[START OF Input data]
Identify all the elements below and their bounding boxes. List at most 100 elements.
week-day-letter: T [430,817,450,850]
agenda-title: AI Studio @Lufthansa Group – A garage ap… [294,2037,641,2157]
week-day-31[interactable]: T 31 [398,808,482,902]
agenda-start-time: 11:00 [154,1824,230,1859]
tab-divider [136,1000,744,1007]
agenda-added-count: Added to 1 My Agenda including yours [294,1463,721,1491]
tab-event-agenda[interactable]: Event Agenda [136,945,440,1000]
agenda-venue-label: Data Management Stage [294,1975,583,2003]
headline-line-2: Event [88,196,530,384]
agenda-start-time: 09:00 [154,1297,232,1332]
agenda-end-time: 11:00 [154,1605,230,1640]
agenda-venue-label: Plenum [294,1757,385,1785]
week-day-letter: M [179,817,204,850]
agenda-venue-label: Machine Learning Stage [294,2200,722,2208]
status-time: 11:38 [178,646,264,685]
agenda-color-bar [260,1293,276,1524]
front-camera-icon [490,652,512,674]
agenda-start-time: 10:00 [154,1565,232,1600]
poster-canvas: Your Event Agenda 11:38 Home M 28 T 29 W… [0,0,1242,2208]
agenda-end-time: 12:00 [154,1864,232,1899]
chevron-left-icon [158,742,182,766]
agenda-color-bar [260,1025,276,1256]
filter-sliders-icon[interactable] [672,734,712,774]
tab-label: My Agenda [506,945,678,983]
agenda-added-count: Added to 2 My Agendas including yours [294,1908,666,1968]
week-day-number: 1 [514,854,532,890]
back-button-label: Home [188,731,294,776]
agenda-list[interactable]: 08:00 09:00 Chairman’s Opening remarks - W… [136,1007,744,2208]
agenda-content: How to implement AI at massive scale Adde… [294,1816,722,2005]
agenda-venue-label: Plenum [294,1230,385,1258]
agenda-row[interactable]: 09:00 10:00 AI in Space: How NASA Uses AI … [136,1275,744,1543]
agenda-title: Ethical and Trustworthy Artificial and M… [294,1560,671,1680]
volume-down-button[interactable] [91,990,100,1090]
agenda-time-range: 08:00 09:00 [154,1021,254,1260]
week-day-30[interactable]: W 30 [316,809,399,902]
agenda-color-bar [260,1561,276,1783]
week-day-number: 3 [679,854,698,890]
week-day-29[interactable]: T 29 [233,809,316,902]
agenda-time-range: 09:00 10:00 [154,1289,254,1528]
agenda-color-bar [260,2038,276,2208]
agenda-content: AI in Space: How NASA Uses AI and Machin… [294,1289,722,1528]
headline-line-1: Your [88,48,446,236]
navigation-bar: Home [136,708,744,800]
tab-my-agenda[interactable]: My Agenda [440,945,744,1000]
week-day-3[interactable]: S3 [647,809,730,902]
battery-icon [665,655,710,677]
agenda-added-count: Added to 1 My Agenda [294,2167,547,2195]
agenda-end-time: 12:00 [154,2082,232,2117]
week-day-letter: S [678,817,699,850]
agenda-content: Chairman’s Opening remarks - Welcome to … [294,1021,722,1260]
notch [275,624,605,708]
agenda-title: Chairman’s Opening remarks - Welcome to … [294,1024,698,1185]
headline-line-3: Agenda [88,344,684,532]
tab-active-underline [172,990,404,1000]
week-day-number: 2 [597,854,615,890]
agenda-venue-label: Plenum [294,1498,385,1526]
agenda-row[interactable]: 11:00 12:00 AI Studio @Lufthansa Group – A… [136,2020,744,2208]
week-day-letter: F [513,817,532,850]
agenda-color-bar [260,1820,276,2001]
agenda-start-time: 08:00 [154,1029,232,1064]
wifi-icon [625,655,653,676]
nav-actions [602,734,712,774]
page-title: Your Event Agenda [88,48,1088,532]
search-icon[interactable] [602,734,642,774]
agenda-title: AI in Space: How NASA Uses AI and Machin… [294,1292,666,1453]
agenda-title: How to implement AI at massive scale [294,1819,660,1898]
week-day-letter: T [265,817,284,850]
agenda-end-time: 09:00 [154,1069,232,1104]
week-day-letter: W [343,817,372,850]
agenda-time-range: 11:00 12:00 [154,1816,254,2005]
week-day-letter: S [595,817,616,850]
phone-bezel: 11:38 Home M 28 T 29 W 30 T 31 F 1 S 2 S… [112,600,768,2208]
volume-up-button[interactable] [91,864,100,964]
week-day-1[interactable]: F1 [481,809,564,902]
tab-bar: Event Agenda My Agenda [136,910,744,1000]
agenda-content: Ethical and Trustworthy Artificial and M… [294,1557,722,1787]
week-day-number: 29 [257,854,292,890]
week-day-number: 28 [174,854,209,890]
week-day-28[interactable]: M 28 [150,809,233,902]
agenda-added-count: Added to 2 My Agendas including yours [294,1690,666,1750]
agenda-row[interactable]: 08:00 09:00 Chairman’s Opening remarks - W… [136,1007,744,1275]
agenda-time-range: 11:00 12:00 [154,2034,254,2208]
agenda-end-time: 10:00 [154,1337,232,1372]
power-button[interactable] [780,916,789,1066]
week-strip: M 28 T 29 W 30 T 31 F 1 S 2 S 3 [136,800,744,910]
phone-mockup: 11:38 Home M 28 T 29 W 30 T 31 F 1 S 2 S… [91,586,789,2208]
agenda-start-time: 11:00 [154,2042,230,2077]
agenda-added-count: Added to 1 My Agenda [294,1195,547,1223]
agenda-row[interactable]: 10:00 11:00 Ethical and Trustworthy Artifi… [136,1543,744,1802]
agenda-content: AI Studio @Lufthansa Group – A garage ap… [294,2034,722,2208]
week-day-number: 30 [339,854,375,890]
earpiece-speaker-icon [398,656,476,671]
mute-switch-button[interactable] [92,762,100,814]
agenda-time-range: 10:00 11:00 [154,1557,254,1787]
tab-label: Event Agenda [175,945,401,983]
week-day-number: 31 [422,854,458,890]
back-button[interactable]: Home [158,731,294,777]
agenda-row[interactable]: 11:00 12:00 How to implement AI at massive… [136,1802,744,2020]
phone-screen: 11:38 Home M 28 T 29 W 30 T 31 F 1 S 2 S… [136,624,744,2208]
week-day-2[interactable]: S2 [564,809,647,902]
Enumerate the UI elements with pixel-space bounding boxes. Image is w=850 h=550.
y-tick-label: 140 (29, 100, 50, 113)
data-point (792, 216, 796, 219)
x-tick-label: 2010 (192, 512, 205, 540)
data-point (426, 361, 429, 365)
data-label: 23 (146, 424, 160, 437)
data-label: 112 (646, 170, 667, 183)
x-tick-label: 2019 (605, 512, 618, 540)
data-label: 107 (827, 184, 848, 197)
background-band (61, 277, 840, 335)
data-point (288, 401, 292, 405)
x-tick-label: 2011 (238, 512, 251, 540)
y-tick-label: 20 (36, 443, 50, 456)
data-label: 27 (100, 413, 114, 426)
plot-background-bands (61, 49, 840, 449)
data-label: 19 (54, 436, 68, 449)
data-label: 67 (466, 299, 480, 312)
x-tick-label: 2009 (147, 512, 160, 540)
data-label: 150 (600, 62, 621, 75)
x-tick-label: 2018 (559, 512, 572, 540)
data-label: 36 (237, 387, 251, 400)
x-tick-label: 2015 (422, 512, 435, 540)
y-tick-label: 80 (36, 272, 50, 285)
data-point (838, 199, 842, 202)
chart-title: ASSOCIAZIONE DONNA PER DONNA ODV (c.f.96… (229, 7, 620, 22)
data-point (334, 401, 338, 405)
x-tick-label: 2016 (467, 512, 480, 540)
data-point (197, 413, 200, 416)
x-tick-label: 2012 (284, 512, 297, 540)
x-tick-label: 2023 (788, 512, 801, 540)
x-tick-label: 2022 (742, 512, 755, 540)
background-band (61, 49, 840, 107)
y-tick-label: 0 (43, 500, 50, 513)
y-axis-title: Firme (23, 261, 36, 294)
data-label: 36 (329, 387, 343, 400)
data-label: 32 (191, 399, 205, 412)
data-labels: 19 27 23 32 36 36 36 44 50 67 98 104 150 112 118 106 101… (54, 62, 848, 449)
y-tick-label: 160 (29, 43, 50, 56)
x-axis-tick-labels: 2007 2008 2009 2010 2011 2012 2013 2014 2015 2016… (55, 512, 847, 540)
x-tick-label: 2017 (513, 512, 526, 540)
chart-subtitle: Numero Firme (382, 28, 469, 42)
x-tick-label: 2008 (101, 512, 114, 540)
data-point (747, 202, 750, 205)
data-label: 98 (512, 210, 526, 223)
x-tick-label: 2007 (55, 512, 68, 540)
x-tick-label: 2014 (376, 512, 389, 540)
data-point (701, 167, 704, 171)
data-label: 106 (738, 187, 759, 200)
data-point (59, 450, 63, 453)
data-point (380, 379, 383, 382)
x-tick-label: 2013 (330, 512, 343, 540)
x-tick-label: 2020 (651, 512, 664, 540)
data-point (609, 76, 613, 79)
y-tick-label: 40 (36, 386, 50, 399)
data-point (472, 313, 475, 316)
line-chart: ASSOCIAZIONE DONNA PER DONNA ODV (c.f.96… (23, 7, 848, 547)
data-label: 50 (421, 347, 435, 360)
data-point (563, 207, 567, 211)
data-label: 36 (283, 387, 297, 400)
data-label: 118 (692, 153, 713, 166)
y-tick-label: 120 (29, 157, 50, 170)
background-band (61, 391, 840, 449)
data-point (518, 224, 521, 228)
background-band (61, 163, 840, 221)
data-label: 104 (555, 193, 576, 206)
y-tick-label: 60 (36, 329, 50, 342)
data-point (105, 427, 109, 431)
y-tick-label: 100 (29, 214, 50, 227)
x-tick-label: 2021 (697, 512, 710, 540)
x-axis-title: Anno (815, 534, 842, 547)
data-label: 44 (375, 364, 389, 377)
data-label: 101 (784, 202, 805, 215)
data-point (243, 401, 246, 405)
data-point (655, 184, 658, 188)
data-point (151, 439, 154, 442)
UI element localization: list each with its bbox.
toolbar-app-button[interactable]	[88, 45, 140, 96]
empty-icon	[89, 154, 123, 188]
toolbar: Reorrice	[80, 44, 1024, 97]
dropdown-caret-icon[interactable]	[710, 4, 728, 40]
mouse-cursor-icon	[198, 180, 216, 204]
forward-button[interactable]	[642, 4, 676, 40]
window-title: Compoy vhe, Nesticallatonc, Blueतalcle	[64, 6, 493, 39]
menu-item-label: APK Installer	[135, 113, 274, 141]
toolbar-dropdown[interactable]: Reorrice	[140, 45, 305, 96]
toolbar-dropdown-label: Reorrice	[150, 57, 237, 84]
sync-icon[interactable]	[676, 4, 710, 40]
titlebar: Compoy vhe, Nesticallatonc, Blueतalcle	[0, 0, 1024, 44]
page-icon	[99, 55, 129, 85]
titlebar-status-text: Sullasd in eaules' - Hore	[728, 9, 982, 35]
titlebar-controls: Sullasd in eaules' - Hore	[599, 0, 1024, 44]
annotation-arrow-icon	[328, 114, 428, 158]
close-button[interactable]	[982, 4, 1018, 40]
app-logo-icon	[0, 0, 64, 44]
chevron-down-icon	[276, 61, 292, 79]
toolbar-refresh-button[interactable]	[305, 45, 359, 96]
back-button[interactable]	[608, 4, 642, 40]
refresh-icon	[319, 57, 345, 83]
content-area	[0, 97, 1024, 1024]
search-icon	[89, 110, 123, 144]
[END OF Input data]
§ Written problem
Starting at the first line and ending at the line containing "tab-event-agenda[interactable]: Event Agenda", give those lines again with "elements" swapped for "items" and everything else left unchanged.

§ Result of this exercise
Identify all the items below and their bounding boxes. List at most 100 items.
week-day-letter: T [430,817,450,850]
agenda-title: AI Studio @Lufthansa Group – A garage ap… [294,2037,641,2157]
week-day-31[interactable]: T 31 [398,808,482,902]
agenda-start-time: 11:00 [154,1824,230,1859]
tab-divider [136,1000,744,1007]
agenda-added-count: Added to 1 My Agenda including yours [294,1463,721,1491]
tab-event-agenda[interactable]: Event Agenda [136,945,440,1000]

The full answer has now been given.